- Page extract

· · · · · · ·

On the far side of the courtyard, a door leads up to the rooms that once housed the novitiate. They are empty now, but the ancient floor tiles, worn and irregular yet polished by hundreds of years of footsteps, carry a powerful sense of history. Jerry took out his small video camera and began shooting different angles and scenes to show the director back in China what they could do when they come to Rome this September to do the actual shooting. It is a great location and will look wonderful in the documentary. The rooms now focus on St. Luigi Gonzaga, the young Jesuit who died will still studying philosophy here. He is buried in the main church, not far from St. Roberto Bellarmino, who taught both Gonzaga and Ricci.

It is a rich history and I was content to just stand back and watch Jerry getting caught up in it as he filmed. I hope the saints who are buried here will bless the project because it has such great potential. Jiangsu Broadcasting Corporation in Nanjing is producing the multi-part program which will be beamed next year by satellite all over China. The show will introduce an important Catholic layman who was a partner with Ricci in the pioneering effort to introduce Christianity to China in a way that respected the great traditions of that country and made sense to its people. Xu Guangqi and Ricci were far ahead of their own time in the mutual dialogue in which engaged and they offer us a model that challenges the diviseness of our own times. The project should also demonstrate the power of media to reach people who would otherwise never learn about the Church and the Chinese hero who discovered how to balance an ancient culture and a new faith.

· · · · · · ·

- Written exercise 1
Print the listing exactly, from its first line up to and including the line containing "308, 313, 314]".
The listing has no connection to the passage above.

- Spatial annotation listing

· · · · · · ·

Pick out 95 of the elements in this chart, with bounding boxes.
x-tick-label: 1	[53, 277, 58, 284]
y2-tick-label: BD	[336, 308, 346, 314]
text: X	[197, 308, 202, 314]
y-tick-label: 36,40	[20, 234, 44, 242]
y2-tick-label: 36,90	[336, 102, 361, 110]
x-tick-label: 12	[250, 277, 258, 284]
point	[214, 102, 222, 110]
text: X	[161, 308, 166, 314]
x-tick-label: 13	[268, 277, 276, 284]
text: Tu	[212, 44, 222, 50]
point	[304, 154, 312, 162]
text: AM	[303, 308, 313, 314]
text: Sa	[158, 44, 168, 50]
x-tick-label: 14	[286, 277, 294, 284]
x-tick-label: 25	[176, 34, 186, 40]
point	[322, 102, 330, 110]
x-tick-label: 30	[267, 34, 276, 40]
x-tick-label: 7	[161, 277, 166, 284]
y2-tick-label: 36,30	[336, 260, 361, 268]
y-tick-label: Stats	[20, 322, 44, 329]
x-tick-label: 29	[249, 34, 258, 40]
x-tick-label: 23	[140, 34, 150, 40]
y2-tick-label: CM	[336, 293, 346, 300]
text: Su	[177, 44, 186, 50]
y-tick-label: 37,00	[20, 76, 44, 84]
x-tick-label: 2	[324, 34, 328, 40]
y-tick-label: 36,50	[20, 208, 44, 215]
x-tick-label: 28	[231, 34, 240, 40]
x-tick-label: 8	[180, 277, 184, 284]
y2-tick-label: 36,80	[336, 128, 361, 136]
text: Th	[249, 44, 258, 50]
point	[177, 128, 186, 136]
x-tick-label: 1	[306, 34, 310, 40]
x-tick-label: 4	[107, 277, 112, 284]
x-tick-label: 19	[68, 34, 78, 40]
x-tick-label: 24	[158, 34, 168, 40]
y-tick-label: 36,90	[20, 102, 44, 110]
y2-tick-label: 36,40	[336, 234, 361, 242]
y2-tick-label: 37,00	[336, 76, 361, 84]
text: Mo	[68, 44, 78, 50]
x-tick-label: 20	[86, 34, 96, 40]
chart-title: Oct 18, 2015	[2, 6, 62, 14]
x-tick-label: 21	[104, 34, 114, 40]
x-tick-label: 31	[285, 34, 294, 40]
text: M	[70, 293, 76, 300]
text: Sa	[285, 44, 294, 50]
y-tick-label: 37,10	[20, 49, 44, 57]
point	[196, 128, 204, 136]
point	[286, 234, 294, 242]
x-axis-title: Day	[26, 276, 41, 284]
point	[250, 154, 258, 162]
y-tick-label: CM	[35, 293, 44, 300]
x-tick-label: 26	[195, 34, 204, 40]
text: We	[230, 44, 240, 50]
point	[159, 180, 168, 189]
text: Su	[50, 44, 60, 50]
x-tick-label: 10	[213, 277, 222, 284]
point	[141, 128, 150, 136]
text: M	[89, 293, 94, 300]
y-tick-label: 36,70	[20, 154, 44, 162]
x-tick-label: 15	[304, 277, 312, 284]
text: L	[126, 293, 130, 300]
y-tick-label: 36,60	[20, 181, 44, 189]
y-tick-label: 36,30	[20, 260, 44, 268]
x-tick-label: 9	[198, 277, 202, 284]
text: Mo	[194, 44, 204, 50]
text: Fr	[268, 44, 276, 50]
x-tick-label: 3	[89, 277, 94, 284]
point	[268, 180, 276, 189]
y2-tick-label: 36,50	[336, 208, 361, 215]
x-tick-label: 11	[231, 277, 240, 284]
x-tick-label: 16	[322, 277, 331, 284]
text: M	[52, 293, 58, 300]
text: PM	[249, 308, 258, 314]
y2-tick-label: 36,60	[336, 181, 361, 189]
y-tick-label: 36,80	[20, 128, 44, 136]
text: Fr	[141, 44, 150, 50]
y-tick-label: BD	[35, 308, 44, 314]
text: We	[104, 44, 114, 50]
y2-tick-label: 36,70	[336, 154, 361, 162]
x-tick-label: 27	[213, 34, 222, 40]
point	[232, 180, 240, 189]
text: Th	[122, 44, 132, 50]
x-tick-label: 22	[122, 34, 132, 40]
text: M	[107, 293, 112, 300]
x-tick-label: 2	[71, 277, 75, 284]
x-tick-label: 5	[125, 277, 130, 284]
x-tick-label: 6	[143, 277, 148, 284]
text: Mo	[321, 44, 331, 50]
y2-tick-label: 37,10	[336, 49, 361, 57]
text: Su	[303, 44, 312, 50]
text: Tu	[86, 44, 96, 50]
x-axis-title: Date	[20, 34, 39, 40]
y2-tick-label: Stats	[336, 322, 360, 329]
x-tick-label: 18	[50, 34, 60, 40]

· · · · · · ·

- Written exercise 2
According to the passage, which broadcaster is producing the multi-part program?

- Full answer 1
Pick out 95 of the elements in this chart, with bounding boxes.
x-tick-label: 1	[53, 277, 58, 284]
y2-tick-label: BD	[336, 308, 346, 314]
text: X	[197, 308, 202, 314]
y-tick-label: 36,40	[20, 234, 44, 242]
y2-tick-label: 36,90	[336, 102, 361, 110]
x-tick-label: 12	[250, 277, 258, 284]
point	[214, 102, 222, 110]
text: X	[161, 308, 166, 314]
x-tick-label: 13	[268, 277, 276, 284]
text: Tu	[212, 44, 222, 50]
point	[304, 154, 312, 162]
text: AM	[303, 308, 313, 314]

- Full answer 2
Jiangsu Broadcasting Corporation in Nanjing.